** Material supplied **
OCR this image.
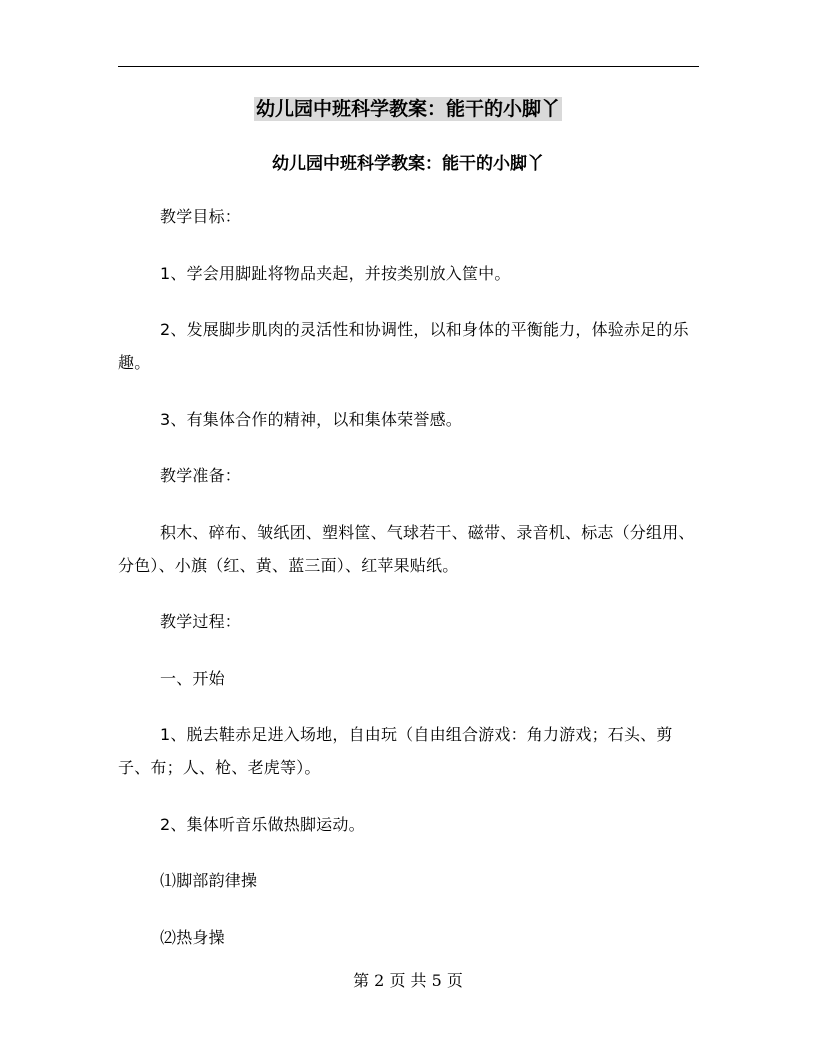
幼儿园中班科学教案：能干的小脚丫
幼儿园中班科学教案：能干的小脚丫

教学目标：

1、学会用脚趾将物品夹起，并按类别放入筐中。

2、发展脚步肌肉的灵活性和协调性，以和身体的平衡能力，体验赤足的乐趣。

3、有集体合作的精神，以和集体荣誉感。

教学准备：

积木、碎布、皱纸团、塑料筐、气球若干、磁带、录音机、标志（分组用、分色）、小旗（红、黄、蓝三面）、红苹果贴纸。

教学过程：

一、开始

1、脱去鞋赤足进入场地，自由玩（自由组合游戏：角力游戏；石头、剪子、布；人、枪、老虎等）。

2、集体听音乐做热脚运动。

⑴脚部韵律操

⑵热身操

第 2 页 共 5 页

** Directions for this task **
Give all the entries again exactly, dropping each picture.

** Solved problem **
OCR this image.
幼儿园中班科学教案：能干的小脚丫
幼儿园中班科学教案：能干的小脚丫

教学目标：

1、学会用脚趾将物品夹起，并按类别放入筐中。

2、发展脚步肌肉的灵活性和协调性，以和身体的平衡能力，体验赤足的乐趣。

3、有集体合作的精神，以和集体荣誉感。

教学准备：

积木、碎布、皱纸团、塑料筐、气球若干、磁带、录音机、标志（分组用、分色）、小旗（红、黄、蓝三面）、红苹果贴纸。

教学过程：

一、开始

1、脱去鞋赤足进入场地，自由玩（自由组合游戏：角力游戏；石头、剪子、布；人、枪、老虎等）。

2、集体听音乐做热脚运动。

⑴脚部韵律操

⑵热身操

第 2 页 共 5 页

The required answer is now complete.